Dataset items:
◆ ◆ ◆

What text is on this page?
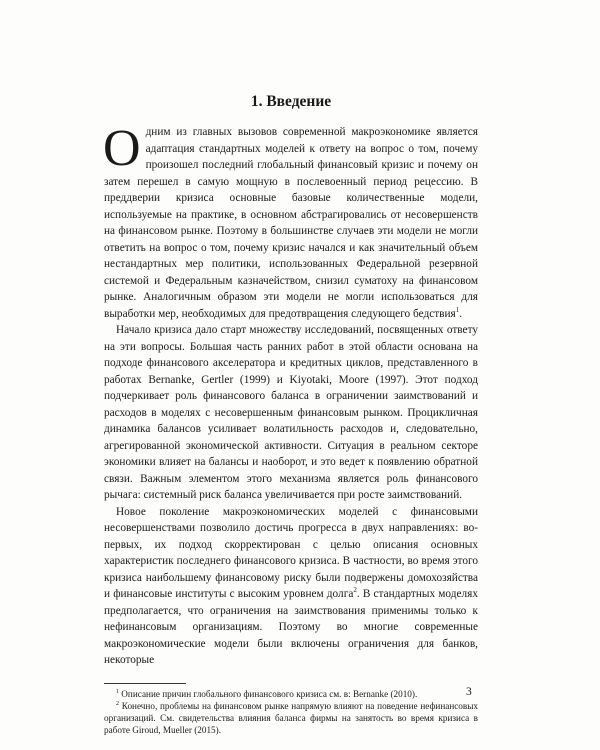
1. Введение

Одним из главных вызовов современной макроэкономике является адаптация стандартных моделей к ответу на вопрос о том, почему произошел последний глобальный финансовый кризис и почему он затем перешел в самую мощную в послевоенный период рецессию. В преддверии кризиса основные базовые количественные модели, используемые на практике, в основном абстрагировались от несовершенств на финансовом рынке. Поэтому в большинстве случаев эти модели не могли ответить на вопрос о том, почему кризис начался и как значительный объем нестандартных мер политики, использованных Федеральной резервной системой и Федеральным казначейством, снизил суматоху на финансовом рынке. Аналогичным образом эти модели не могли использоваться для выработки мер, необходимых для предотвращения следующего бедствия$^1$.

Начало кризиса дало старт множеству исследований, посвященных ответу на эти вопросы. Большая часть ранних работ в этой области основана на подходе финансового акселератора и кредитных циклов, представленного в работах Bernanke, Gertler (1999) и Kiyotaki, Moore (1997). Этот подход подчеркивает роль финансового баланса в ограничении заимствований и расходов в моделях с несовершенным финансовым рынком. Процикличная динамика балансов усиливает волатильность расходов и, следовательно, агрегированной экономической активности. Ситуация в реальном секторе экономики влияет на балансы и наоборот, и это ведет к появлению обратной связи. Важным элементом этого механизма является роль финансового рычага: системный риск баланса увеличивается при росте заимствований.

Новое поколение макроэкономических моделей с финансовыми несовершенствами позволило достичь прогресса в двух направлениях: во-первых, их подход скорректирован с целью описания основных характеристик последнего финансового кризиса. В частности, во время этого кризиса наибольшему финансовому риску были подвержены домохозяйства и финансовые институты с высоким уровнем долга$^2$. В стандартных моделях предполагается, что ограничения на заимствования применимы только к нефинансовым организациям. Поэтому во многие современные макроэкономические модели были включены ограничения для банков, некоторые

$^1$ Описание причин глобального финансового кризиса см. в: Bernanke (2010).

$^2$ Конечно, проблемы на финансовом рынке напрямую влияют на поведение нефинансовых организаций. См. свидетельства влияния баланса фирмы на занятость во время кризиса в работе Giroud, Mueller (2015).

3
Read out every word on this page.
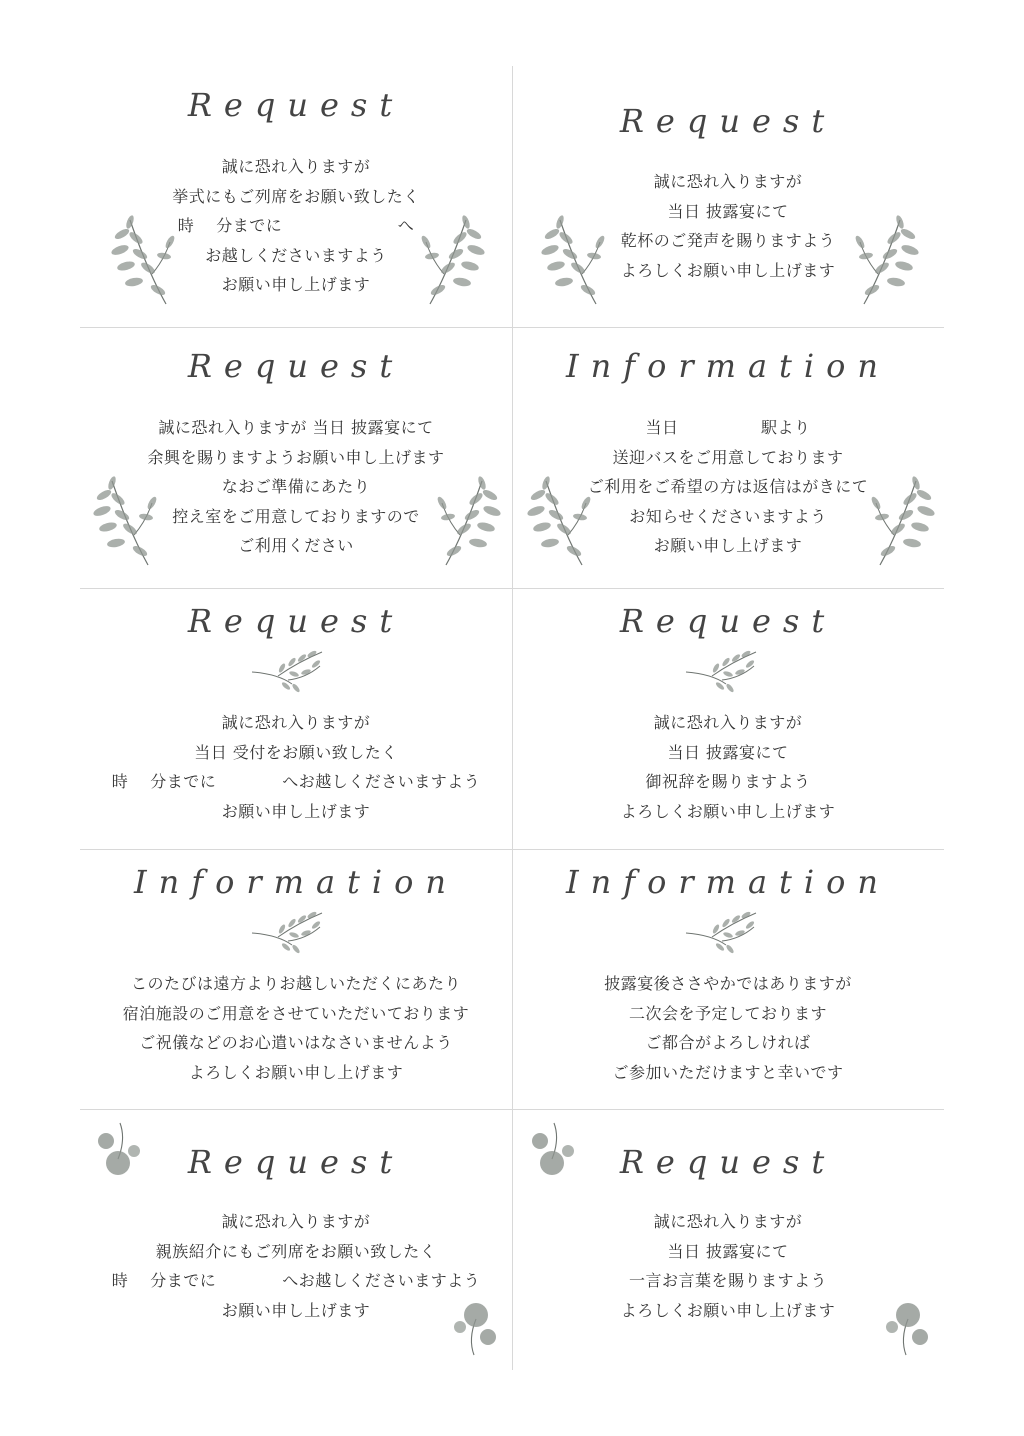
Request
誠に恐れ入りますが
挙式にもご列席をお願い致したく
時　 分までに　　　　　　　へ
お越しくださいますよう
お願い申し上げます
Request
誠に恐れ入りますが
当日 披露宴にて
乾杯のご発声を賜りますよう
よろしくお願い申し上げます
Request
誠に恐れ入りますが 当日 披露宴にて
余興を賜りますようお願い申し上げます
なおご準備にあたり
控え室をご用意しておりますので
ご利用ください
Information
当日　　　　　駅より
送迎バスをご用意しております
ご利用をご希望の方は返信はがきにて
お知らせくださいますよう
お願い申し上げます
Request
誠に恐れ入りますが
当日 受付をお願い致したく
時　 分までに　　　　へお越しくださいますよう
お願い申し上げます
Request
誠に恐れ入りますが
当日 披露宴にて
御祝辞を賜りますよう
よろしくお願い申し上げます
Information
このたびは遠方よりお越しいただくにあたり
宿泊施設のご用意をさせていただいております
ご祝儀などのお心遣いはなさいませんよう
よろしくお願い申し上げます
Information
披露宴後ささやかではありますが
二次会を予定しております
ご都合がよろしければ
ご参加いただけますと幸いです
Request
誠に恐れ入りますが
親族紹介にもご列席をお願い致したく
時　 分までに　　　　へお越しくださいますよう
お願い申し上げます
Request
誠に恐れ入りますが
当日 披露宴にて
一言お言葉を賜りますよう
よろしくお願い申し上げます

◆ ◆ ◆

**PROBLEM TO SOLVE:**
Write out every line above exactly as it is, leaving out the pictures.

**SOLUTION TO THE EXERCISE:**
What text is on this page?
1. Введение

Одним из главных вызовов современной макроэкономике является адаптация стандартных моделей к ответу на вопрос о том, почему произошел последний глобальный финансовый кризис и почему он затем перешел в самую мощную в послевоенный период рецессию. В преддверии кризиса основные базовые количественные модели, используемые на практике, в основном абстрагировались от несовершенств на финансовом рынке. Поэтому в большинстве случаев эти модели не могли ответить на вопрос о том, почему кризис начался и как значительный объем нестандартных мер политики, использованных Федеральной резервной системой и Федеральным казначейством, снизил суматоху на финансовом рынке. Аналогичным образом эти модели не могли использоваться для выработки мер, необходимых для предотвращения следующего бедствия$^1$.

Начало кризиса дало старт множеству исследований, посвященных ответу на эти вопросы. Большая часть ранних работ в этой области основана на подходе финансового акселератора и кредитных циклов, представленного в работах Bernanke, Gertler (1999) и Kiyotaki, Moore (1997). Этот подход подчеркивает роль финансового баланса в ограничении заимствований и расходов в моделях с несовершенным финансовым рынком. Процикличная динамика балансов усиливает волатильность расходов и, следовательно, агрегированной экономической активности. Ситуация в реальном секторе экономики влияет на балансы и наоборот, и это ведет к появлению обратной связи. Важным элементом этого механизма является роль финансового рычага: системный риск баланса увеличивается при росте заимствований.

Новое поколение макроэкономических моделей с финансовыми несовершенствами позволило достичь прогресса в двух направлениях: во-первых, их подход скорректирован с целью описания основных характеристик последнего финансового кризиса. В частности, во время этого кризиса наибольшему финансовому риску были подвержены домохозяйства и финансовые институты с высоким уровнем долга$^2$. В стандартных моделях предполагается, что ограничения на заимствования применимы только к нефинансовым организациям. Поэтому во многие современные макроэкономические модели были включены ограничения для банков, некоторые

$^1$ Описание причин глобального финансового кризиса см. в: Bernanke (2010).

$^2$ Конечно, проблемы на финансовом рынке напрямую влияют на поведение нефинансовых организаций. См. свидетельства влияния баланса фирмы на занятость во время кризиса в работе Giroud, Mueller (2015).

3
Read out every word on this page.
Request
誠に恐れ入りますが
挙式にもご列席をお願い致したく
時　 分までに　　　　　　　へ
お越しくださいますよう
お願い申し上げます
Request
誠に恐れ入りますが
当日 披露宴にて
乾杯のご発声を賜りますよう
よろしくお願い申し上げます
Request
誠に恐れ入りますが 当日 披露宴にて
余興を賜りますようお願い申し上げます
なおご準備にあたり
控え室をご用意しておりますので
ご利用ください
Information
当日　　　　　駅より
送迎バスをご用意しております
ご利用をご希望の方は返信はがきにて
お知らせくださいますよう
お願い申し上げます
Request
誠に恐れ入りますが
当日 受付をお願い致したく
時　 分までに　　　　へお越しくださいますよう
お願い申し上げます
Request
誠に恐れ入りますが
当日 披露宴にて
御祝辞を賜りますよう
よろしくお願い申し上げます
Information
このたびは遠方よりお越しいただくにあたり
宿泊施設のご用意をさせていただいております
ご祝儀などのお心遣いはなさいませんよう
よろしくお願い申し上げます
Information
披露宴後ささやかではありますが
二次会を予定しております
ご都合がよろしければ
ご参加いただけますと幸いです
Request
誠に恐れ入りますが
親族紹介にもご列席をお願い致したく
時　 分までに　　　　へお越しくださいますよう
お願い申し上げます
Request
誠に恐れ入りますが
当日 披露宴にて
一言お言葉を賜りますよう
よろしくお願い申し上げます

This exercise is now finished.